[AIM OF THE TASK]
Count every line in the following entries where the word "object" appears. Give the count alone.

[Collection entries]
----------

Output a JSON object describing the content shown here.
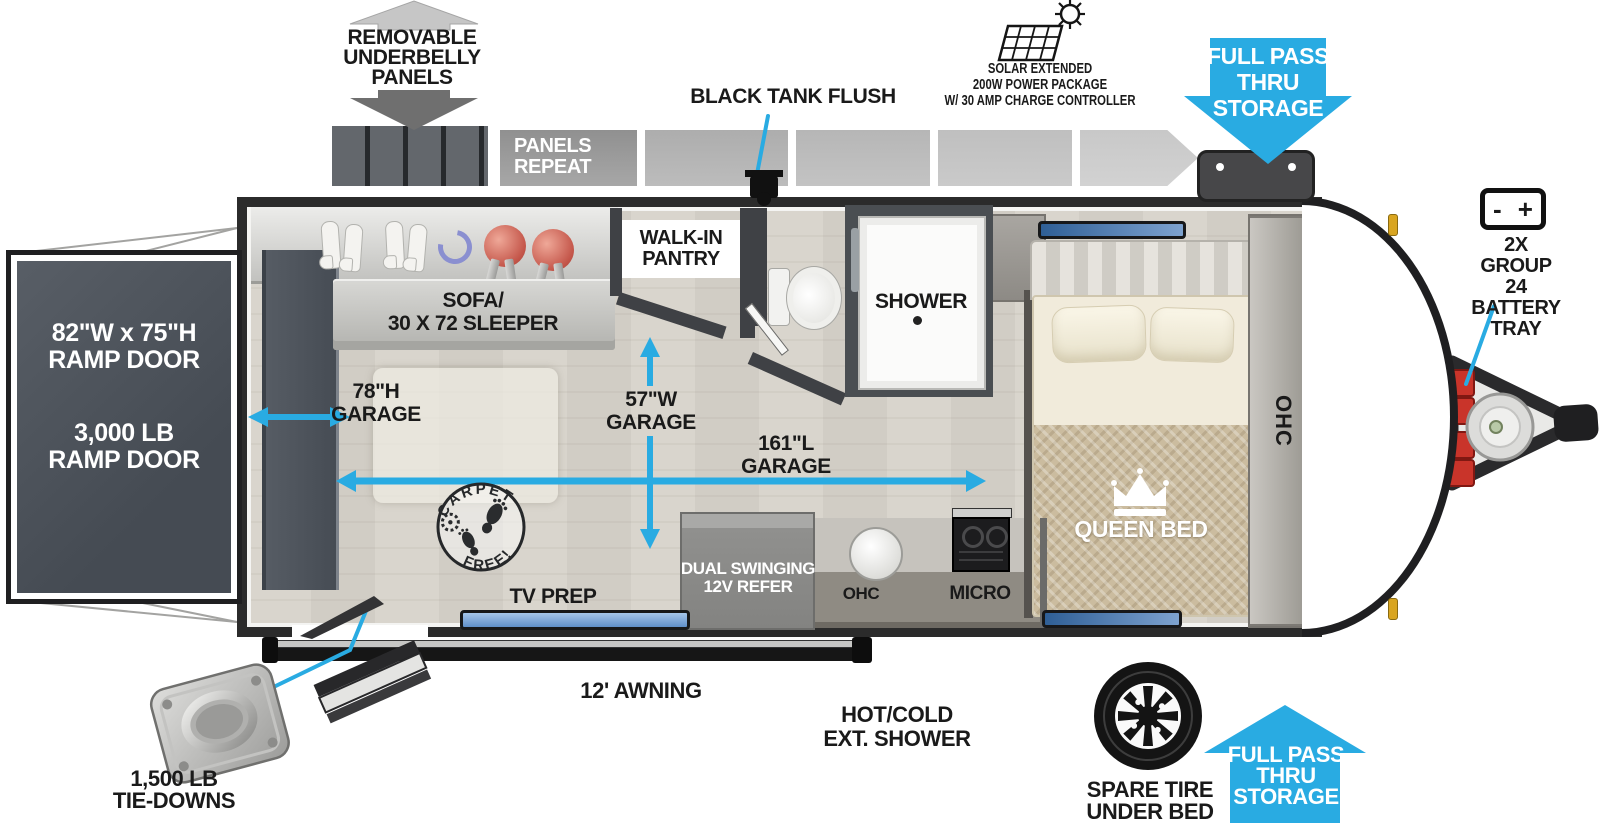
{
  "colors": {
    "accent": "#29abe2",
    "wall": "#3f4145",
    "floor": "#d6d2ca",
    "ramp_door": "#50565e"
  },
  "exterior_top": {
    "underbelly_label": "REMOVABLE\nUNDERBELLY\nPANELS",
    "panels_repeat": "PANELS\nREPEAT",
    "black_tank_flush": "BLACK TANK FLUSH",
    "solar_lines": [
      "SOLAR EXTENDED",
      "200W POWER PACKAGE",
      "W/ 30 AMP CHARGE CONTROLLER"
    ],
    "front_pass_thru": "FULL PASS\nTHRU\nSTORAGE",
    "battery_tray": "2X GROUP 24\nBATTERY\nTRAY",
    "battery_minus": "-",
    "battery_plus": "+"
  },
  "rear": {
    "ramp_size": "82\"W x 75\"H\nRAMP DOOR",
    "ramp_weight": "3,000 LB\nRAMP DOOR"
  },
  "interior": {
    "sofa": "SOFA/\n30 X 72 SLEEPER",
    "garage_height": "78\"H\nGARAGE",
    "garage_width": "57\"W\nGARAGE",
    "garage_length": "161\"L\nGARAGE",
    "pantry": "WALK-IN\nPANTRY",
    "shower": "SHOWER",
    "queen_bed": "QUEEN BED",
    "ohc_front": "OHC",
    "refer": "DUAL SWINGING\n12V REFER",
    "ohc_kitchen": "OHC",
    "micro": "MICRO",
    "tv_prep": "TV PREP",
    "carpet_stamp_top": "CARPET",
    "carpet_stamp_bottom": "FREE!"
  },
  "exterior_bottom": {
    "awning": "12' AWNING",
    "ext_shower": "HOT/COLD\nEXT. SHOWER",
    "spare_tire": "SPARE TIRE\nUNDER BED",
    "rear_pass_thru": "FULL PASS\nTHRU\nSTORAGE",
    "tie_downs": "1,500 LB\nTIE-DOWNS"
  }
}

----------

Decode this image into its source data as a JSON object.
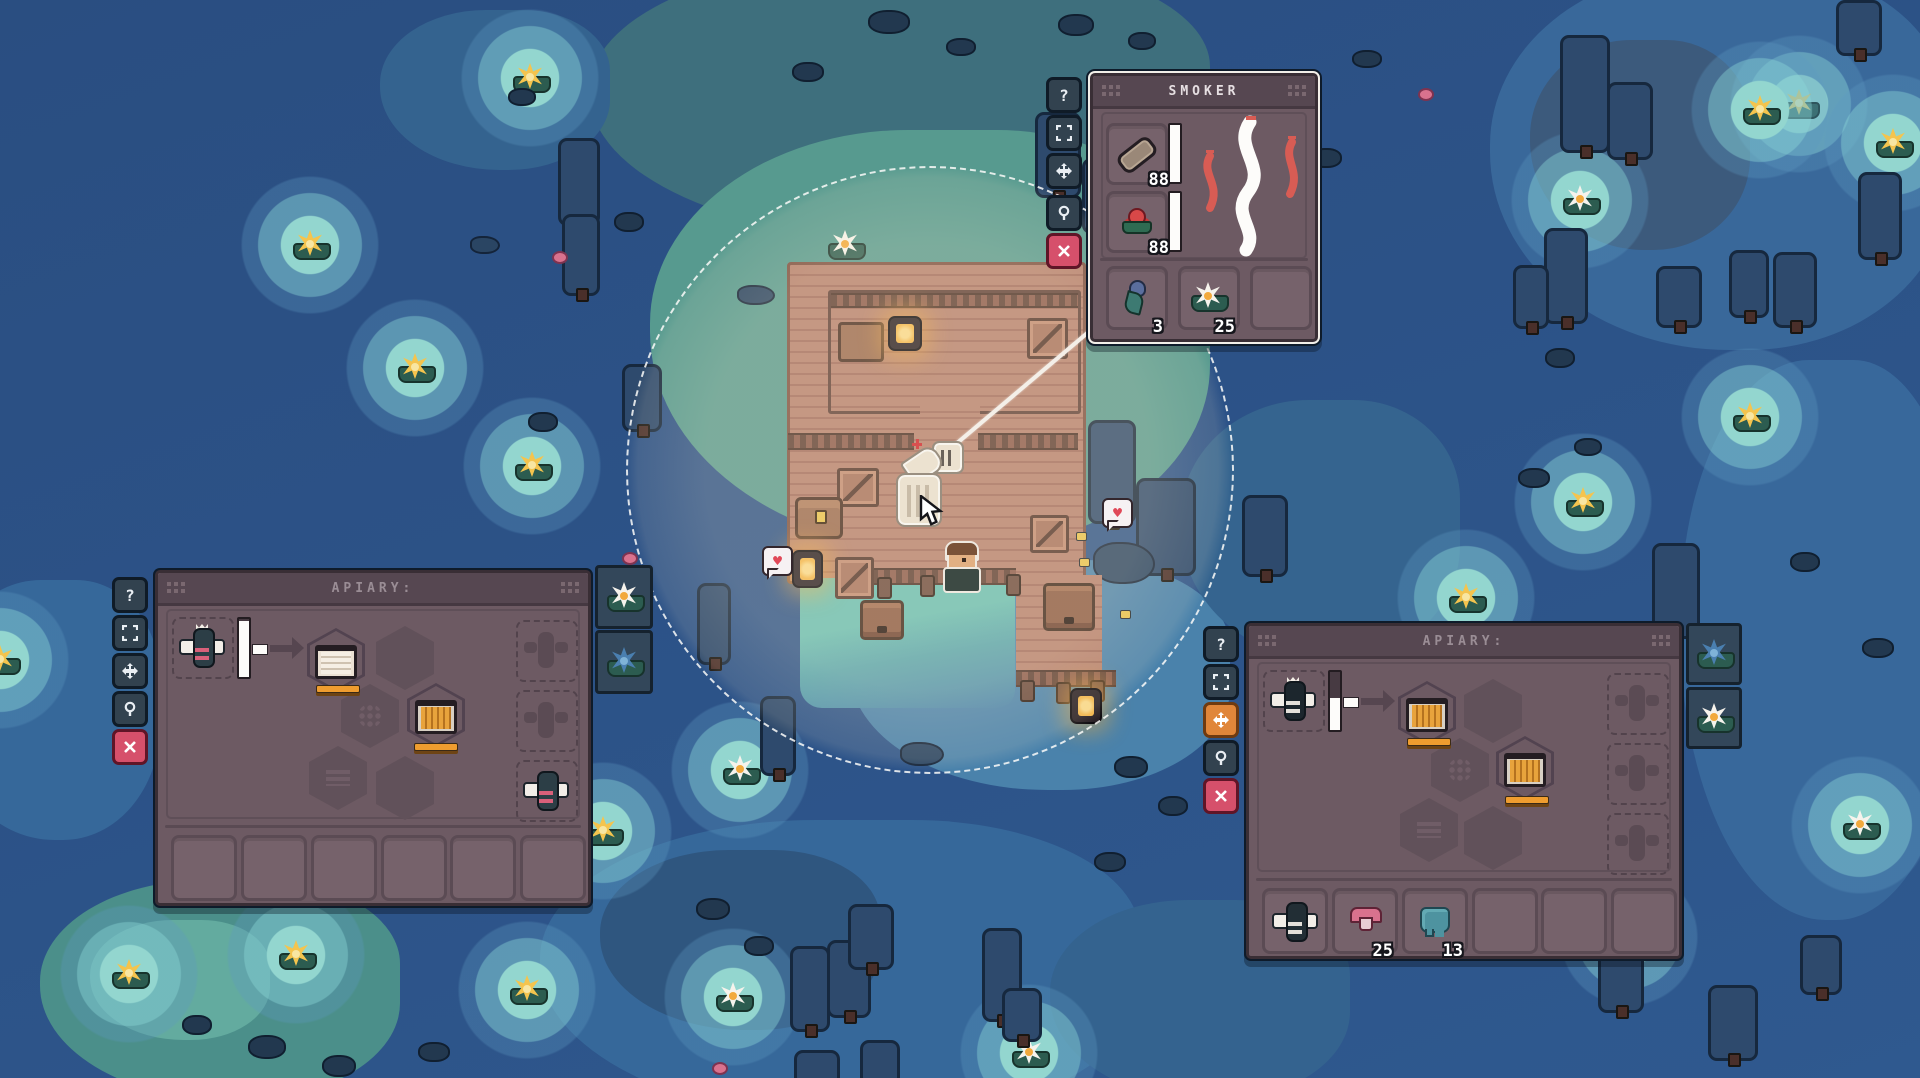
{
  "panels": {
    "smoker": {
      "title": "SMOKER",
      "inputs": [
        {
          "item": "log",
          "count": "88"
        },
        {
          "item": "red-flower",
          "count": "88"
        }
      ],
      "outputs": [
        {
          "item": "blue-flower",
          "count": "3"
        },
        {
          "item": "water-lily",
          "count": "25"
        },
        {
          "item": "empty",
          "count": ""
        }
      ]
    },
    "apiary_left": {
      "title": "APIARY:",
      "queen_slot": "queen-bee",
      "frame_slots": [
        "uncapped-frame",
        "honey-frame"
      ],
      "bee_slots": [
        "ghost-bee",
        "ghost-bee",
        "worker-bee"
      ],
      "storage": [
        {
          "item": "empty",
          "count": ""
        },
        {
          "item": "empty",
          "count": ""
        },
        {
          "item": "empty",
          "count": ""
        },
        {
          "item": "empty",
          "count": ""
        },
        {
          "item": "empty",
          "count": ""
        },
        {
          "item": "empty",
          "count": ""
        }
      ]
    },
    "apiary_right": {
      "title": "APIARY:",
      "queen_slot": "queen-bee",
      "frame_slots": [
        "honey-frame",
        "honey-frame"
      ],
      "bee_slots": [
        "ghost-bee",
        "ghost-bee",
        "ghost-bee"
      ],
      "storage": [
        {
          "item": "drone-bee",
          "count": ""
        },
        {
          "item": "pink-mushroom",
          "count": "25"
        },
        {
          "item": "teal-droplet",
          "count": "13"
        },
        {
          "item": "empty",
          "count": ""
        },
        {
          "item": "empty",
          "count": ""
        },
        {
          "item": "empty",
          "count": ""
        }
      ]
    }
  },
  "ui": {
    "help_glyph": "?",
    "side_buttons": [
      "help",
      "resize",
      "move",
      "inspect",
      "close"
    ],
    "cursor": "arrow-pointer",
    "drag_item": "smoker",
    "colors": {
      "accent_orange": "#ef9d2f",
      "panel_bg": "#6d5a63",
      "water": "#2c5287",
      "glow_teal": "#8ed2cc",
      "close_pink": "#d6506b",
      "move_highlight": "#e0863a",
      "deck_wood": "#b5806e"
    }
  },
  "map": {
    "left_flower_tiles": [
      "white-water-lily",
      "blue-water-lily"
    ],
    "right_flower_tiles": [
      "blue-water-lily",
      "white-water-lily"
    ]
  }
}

----------

[FINAL ANSWER]
2